[Extracted records]:
***
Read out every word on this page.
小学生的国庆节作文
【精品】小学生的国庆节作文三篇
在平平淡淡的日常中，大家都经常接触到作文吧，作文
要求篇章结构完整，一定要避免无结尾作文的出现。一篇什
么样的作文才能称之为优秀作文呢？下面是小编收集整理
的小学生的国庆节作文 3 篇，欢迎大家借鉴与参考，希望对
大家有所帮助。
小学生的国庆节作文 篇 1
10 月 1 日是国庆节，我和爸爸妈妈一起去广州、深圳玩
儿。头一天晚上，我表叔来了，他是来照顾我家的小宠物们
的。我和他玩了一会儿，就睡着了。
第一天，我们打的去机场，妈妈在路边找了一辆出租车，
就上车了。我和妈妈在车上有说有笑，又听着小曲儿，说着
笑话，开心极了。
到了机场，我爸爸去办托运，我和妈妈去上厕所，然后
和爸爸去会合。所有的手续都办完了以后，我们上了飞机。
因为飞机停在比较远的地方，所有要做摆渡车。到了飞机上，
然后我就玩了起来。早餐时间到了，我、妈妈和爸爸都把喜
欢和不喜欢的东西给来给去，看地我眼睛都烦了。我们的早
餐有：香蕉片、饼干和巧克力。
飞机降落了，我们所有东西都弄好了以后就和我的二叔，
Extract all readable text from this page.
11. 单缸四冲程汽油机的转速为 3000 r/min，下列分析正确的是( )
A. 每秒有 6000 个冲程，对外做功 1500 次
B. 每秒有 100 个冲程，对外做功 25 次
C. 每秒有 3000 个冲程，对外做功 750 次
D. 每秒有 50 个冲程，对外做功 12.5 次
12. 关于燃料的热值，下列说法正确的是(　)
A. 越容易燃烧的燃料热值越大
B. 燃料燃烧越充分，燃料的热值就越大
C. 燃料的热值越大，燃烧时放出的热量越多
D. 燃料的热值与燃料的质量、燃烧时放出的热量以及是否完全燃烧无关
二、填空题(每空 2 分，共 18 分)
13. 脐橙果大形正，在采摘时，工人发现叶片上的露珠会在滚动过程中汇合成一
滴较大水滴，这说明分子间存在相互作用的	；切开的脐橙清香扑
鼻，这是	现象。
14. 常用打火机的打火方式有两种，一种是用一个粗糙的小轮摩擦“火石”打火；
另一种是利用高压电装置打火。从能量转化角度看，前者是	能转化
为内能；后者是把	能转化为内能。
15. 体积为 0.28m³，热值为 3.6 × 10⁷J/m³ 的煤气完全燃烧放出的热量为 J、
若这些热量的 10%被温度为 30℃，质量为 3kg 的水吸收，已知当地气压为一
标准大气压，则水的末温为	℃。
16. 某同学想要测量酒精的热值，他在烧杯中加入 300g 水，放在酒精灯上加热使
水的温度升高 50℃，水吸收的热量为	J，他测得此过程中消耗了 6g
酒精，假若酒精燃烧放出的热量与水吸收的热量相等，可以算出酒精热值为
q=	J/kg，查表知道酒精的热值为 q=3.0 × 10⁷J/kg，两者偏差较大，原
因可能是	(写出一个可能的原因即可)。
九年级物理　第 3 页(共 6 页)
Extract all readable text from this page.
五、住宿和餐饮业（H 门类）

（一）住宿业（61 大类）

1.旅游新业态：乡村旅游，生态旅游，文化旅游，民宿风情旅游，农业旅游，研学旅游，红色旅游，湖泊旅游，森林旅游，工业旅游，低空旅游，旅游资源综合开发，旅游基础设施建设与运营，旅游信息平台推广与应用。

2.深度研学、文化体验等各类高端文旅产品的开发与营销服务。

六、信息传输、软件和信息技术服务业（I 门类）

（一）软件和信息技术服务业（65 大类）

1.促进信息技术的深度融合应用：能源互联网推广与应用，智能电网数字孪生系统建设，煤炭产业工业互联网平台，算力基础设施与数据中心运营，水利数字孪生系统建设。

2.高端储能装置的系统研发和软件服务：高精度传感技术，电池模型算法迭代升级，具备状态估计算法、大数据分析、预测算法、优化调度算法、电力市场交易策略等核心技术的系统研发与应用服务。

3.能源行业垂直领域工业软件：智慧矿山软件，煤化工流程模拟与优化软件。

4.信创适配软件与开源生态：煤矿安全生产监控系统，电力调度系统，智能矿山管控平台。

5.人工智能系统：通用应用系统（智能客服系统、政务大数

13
***
[Problem description]: From the first line to the last, retype the data exactly.

[Answer to this exercise]:
Read out every word on this page.
小学生的国庆节作文
【精品】小学生的国庆节作文三篇
在平平淡淡的日常中，大家都经常接触到作文吧，作文
要求篇章结构完整，一定要避免无结尾作文的出现。一篇什
么样的作文才能称之为优秀作文呢？下面是小编收集整理
的小学生的国庆节作文 3 篇，欢迎大家借鉴与参考，希望对
大家有所帮助。
小学生的国庆节作文 篇 1
10 月 1 日是国庆节，我和爸爸妈妈一起去广州、深圳玩
儿。头一天晚上，我表叔来了，他是来照顾我家的小宠物们
的。我和他玩了一会儿，就睡着了。
第一天，我们打的去机场，妈妈在路边找了一辆出租车，
就上车了。我和妈妈在车上有说有笑，又听着小曲儿，说着
笑话，开心极了。
到了机场，我爸爸去办托运，我和妈妈去上厕所，然后
和爸爸去会合。所有的手续都办完了以后，我们上了飞机。
因为飞机停在比较远的地方，所有要做摆渡车。到了飞机上，
然后我就玩了起来。早餐时间到了，我、妈妈和爸爸都把喜
欢和不喜欢的东西给来给去，看地我眼睛都烦了。我们的早
餐有：香蕉片、饼干和巧克力。
飞机降落了，我们所有东西都弄好了以后就和我的二叔，
Extract all readable text from this page.
11. 单缸四冲程汽油机的转速为 3000 r/min，下列分析正确的是( )
A. 每秒有 6000 个冲程，对外做功 1500 次
B. 每秒有 100 个冲程，对外做功 25 次
C. 每秒有 3000 个冲程，对外做功 750 次
D. 每秒有 50 个冲程，对外做功 12.5 次
12. 关于燃料的热值，下列说法正确的是(　)
A. 越容易燃烧的燃料热值越大
B. 燃料燃烧越充分，燃料的热值就越大
C. 燃料的热值越大，燃烧时放出的热量越多
D. 燃料的热值与燃料的质量、燃烧时放出的热量以及是否完全燃烧无关
二、填空题(每空 2 分，共 18 分)
13. 脐橙果大形正，在采摘时，工人发现叶片上的露珠会在滚动过程中汇合成一
滴较大水滴，这说明分子间存在相互作用的	；切开的脐橙清香扑
鼻，这是	现象。
14. 常用打火机的打火方式有两种，一种是用一个粗糙的小轮摩擦“火石”打火；
另一种是利用高压电装置打火。从能量转化角度看，前者是	能转化
为内能；后者是把	能转化为内能。
15. 体积为 0.28m³，热值为 3.6 × 10⁷J/m³ 的煤气完全燃烧放出的热量为 J、
若这些热量的 10%被温度为 30℃，质量为 3kg 的水吸收，已知当地气压为一
标准大气压，则水的末温为	℃。
16. 某同学想要测量酒精的热值，他在烧杯中加入 300g 水，放在酒精灯上加热使
水的温度升高 50℃，水吸收的热量为	J，他测得此过程中消耗了 6g
酒精，假若酒精燃烧放出的热量与水吸收的热量相等，可以算出酒精热值为
q=	J/kg，查表知道酒精的热值为 q=3.0 × 10⁷J/kg，两者偏差较大，原
因可能是	(写出一个可能的原因即可)。
九年级物理　第 3 页(共 6 页)
Extract all readable text from this page.
五、住宿和餐饮业（H 门类）

（一）住宿业（61 大类）

1.旅游新业态：乡村旅游，生态旅游，文化旅游，民宿风情旅游，农业旅游，研学旅游，红色旅游，湖泊旅游，森林旅游，工业旅游，低空旅游，旅游资源综合开发，旅游基础设施建设与运营，旅游信息平台推广与应用。

2.深度研学、文化体验等各类高端文旅产品的开发与营销服务。

六、信息传输、软件和信息技术服务业（I 门类）

（一）软件和信息技术服务业（65 大类）

1.促进信息技术的深度融合应用：能源互联网推广与应用，智能电网数字孪生系统建设，煤炭产业工业互联网平台，算力基础设施与数据中心运营，水利数字孪生系统建设。

2.高端储能装置的系统研发和软件服务：高精度传感技术，电池模型算法迭代升级，具备状态估计算法、大数据分析、预测算法、优化调度算法、电力市场交易策略等核心技术的系统研发与应用服务。

3.能源行业垂直领域工业软件：智慧矿山软件，煤化工流程模拟与优化软件。

4.信创适配软件与开源生态：煤矿安全生产监控系统，电力调度系统，智能矿山管控平台。

5.人工智能系统：通用应用系统（智能客服系统、政务大数

13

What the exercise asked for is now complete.